# What to produce
Locate the lines of the listing below that hold "ylabel", then copy each of them.

========================================================================

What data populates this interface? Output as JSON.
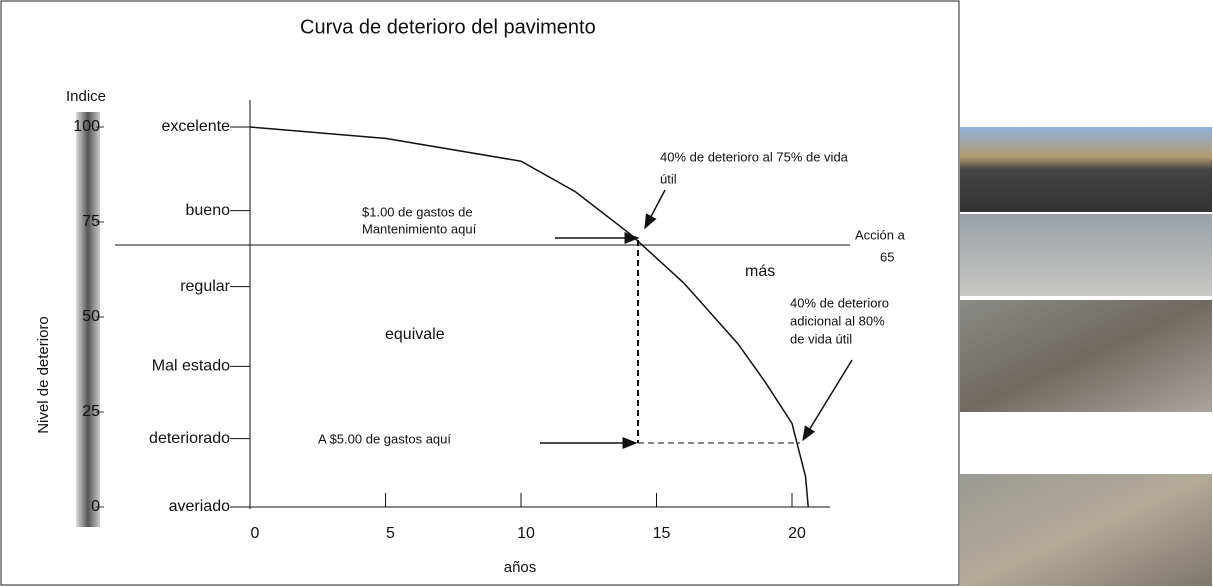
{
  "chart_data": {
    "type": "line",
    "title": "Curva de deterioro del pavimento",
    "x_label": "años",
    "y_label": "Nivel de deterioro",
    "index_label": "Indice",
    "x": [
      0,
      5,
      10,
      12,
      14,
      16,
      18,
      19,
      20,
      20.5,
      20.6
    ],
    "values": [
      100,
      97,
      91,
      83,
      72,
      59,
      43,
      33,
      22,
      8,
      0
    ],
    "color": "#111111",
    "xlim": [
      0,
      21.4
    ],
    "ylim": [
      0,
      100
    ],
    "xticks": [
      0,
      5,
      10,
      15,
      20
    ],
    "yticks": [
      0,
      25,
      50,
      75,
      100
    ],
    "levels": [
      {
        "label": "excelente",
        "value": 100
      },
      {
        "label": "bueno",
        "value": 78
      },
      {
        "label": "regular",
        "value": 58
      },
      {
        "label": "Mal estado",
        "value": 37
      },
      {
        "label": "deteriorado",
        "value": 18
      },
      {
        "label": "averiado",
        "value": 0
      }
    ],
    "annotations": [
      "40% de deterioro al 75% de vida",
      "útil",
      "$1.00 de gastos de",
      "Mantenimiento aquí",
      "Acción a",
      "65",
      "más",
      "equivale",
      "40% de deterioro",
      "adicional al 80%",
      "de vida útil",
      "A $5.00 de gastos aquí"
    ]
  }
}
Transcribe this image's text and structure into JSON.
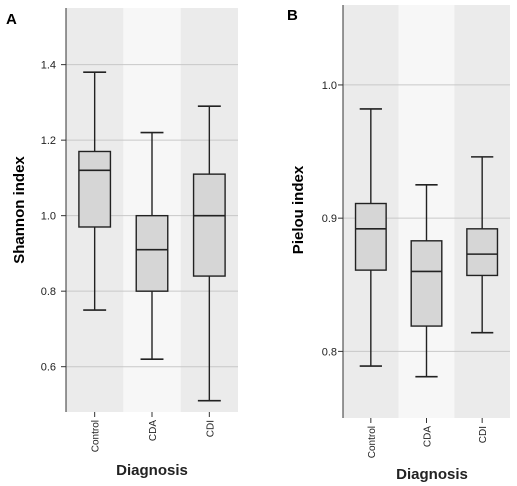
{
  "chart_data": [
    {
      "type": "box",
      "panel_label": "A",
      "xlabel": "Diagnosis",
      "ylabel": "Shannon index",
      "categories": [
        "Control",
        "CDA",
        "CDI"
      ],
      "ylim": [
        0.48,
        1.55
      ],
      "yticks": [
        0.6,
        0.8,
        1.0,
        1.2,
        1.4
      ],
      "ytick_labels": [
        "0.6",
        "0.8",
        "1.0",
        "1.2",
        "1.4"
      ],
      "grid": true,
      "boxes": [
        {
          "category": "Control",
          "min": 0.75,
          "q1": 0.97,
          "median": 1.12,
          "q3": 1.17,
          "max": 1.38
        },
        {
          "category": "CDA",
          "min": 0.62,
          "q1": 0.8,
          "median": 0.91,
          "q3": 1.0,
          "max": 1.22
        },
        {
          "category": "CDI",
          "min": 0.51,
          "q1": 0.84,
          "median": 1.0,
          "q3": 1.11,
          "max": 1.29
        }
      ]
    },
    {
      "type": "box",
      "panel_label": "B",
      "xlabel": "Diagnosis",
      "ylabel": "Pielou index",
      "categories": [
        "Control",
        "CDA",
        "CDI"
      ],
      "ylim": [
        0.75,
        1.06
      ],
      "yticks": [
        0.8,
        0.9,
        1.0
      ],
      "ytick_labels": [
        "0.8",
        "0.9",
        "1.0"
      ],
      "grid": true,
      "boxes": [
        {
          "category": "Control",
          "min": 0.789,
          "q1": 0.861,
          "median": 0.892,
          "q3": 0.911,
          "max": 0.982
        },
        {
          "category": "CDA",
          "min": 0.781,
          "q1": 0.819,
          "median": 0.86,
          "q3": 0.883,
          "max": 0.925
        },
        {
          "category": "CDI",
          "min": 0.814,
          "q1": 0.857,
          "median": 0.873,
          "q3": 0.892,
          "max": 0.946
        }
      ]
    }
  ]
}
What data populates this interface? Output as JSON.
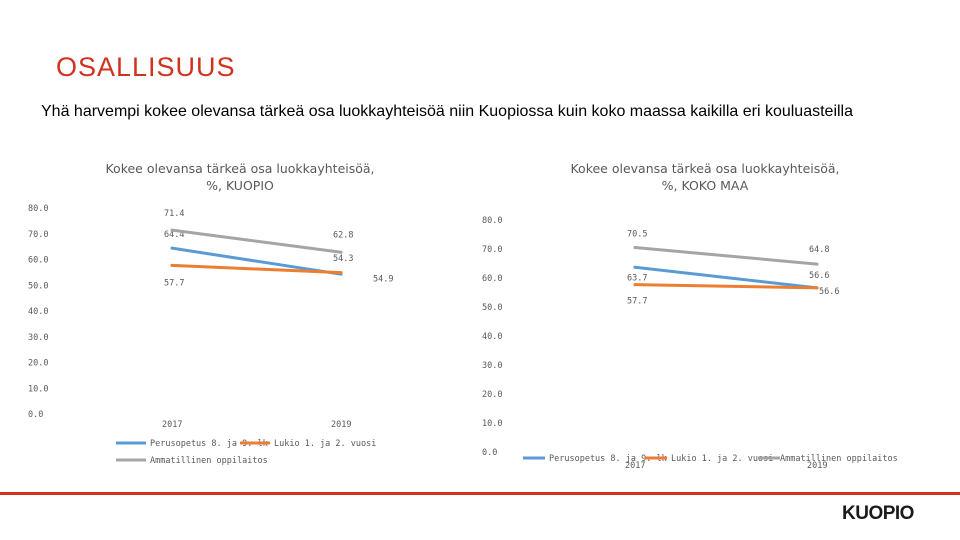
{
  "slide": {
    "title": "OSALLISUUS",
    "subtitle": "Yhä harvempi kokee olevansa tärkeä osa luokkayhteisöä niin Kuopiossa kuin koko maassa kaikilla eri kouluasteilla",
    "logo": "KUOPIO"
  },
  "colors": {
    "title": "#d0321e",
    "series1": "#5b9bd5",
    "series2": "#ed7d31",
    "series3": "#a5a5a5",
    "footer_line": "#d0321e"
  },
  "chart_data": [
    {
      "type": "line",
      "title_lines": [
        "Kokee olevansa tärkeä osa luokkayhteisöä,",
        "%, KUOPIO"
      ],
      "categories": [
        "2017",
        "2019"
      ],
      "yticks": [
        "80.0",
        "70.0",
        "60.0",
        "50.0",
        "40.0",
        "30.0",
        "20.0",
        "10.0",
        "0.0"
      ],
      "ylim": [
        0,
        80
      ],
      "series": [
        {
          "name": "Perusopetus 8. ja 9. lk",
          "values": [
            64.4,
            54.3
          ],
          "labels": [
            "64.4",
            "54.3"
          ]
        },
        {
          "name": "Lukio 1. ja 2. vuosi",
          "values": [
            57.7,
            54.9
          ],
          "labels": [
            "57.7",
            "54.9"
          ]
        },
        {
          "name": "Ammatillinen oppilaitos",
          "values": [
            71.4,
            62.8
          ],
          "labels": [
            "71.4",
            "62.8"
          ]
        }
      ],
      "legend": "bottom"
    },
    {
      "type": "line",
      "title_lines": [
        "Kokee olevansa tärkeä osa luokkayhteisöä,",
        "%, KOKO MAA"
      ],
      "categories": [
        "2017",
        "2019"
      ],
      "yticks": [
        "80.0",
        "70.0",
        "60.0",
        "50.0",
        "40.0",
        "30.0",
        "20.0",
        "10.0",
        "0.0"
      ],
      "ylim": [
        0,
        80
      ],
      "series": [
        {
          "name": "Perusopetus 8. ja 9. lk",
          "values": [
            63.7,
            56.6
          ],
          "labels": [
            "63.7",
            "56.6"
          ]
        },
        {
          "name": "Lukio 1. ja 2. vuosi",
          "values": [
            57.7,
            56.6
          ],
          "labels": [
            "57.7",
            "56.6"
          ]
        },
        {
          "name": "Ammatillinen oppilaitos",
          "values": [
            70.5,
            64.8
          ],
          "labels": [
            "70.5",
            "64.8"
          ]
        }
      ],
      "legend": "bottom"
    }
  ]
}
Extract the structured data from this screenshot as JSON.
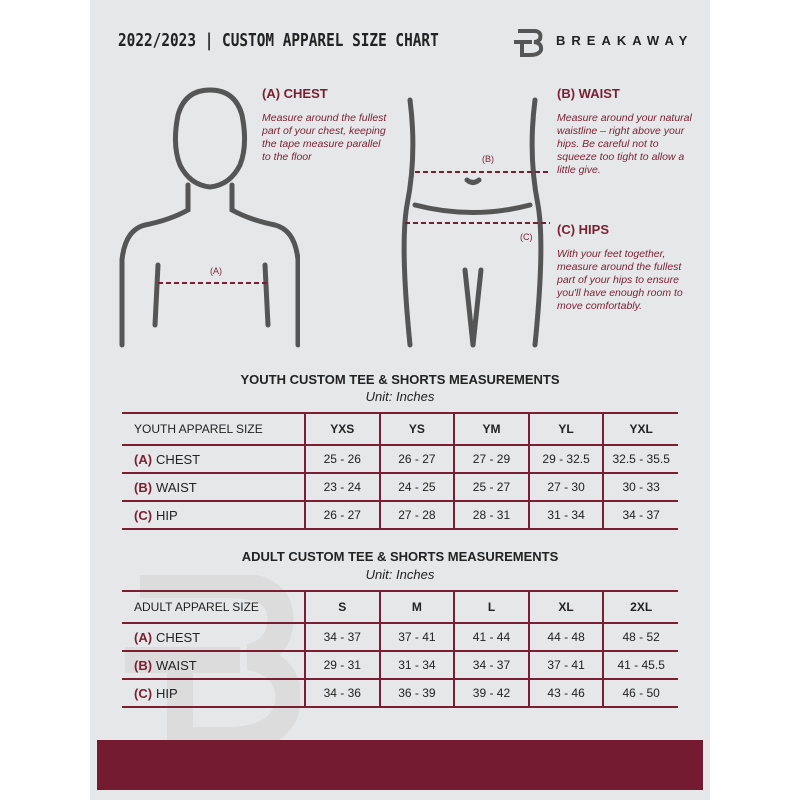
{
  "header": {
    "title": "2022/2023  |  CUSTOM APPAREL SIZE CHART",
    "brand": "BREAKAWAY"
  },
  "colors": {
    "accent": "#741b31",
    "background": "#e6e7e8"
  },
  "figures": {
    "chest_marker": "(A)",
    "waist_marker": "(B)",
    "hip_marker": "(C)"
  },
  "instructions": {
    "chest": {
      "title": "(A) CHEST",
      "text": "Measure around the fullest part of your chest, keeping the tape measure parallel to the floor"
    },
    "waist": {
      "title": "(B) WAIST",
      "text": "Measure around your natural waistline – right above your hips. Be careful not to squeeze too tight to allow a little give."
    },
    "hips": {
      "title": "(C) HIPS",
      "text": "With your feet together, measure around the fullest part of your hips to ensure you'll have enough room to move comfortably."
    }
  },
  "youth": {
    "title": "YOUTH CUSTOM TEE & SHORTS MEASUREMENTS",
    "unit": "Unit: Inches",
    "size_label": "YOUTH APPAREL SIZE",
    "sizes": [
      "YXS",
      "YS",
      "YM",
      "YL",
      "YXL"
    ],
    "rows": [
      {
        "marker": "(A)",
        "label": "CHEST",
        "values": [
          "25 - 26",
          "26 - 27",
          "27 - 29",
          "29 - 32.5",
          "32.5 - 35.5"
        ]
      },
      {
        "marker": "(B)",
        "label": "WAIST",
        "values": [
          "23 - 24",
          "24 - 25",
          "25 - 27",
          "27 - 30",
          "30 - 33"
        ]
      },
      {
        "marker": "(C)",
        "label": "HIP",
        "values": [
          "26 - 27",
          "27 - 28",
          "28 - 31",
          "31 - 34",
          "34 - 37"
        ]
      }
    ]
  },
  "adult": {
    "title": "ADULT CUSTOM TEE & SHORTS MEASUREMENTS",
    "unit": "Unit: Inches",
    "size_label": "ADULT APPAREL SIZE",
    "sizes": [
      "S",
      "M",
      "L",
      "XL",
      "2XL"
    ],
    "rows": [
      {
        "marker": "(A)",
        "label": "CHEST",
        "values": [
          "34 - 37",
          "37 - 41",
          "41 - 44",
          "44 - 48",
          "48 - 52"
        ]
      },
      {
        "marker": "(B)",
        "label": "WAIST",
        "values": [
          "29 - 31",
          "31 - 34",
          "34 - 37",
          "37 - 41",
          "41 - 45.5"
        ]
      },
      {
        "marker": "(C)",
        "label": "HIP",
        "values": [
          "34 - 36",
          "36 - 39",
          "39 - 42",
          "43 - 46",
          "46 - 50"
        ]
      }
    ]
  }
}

========================================================================

# Completed exercise
      "ylabel": "Shannon index",
      "ylabel": "Pielou index",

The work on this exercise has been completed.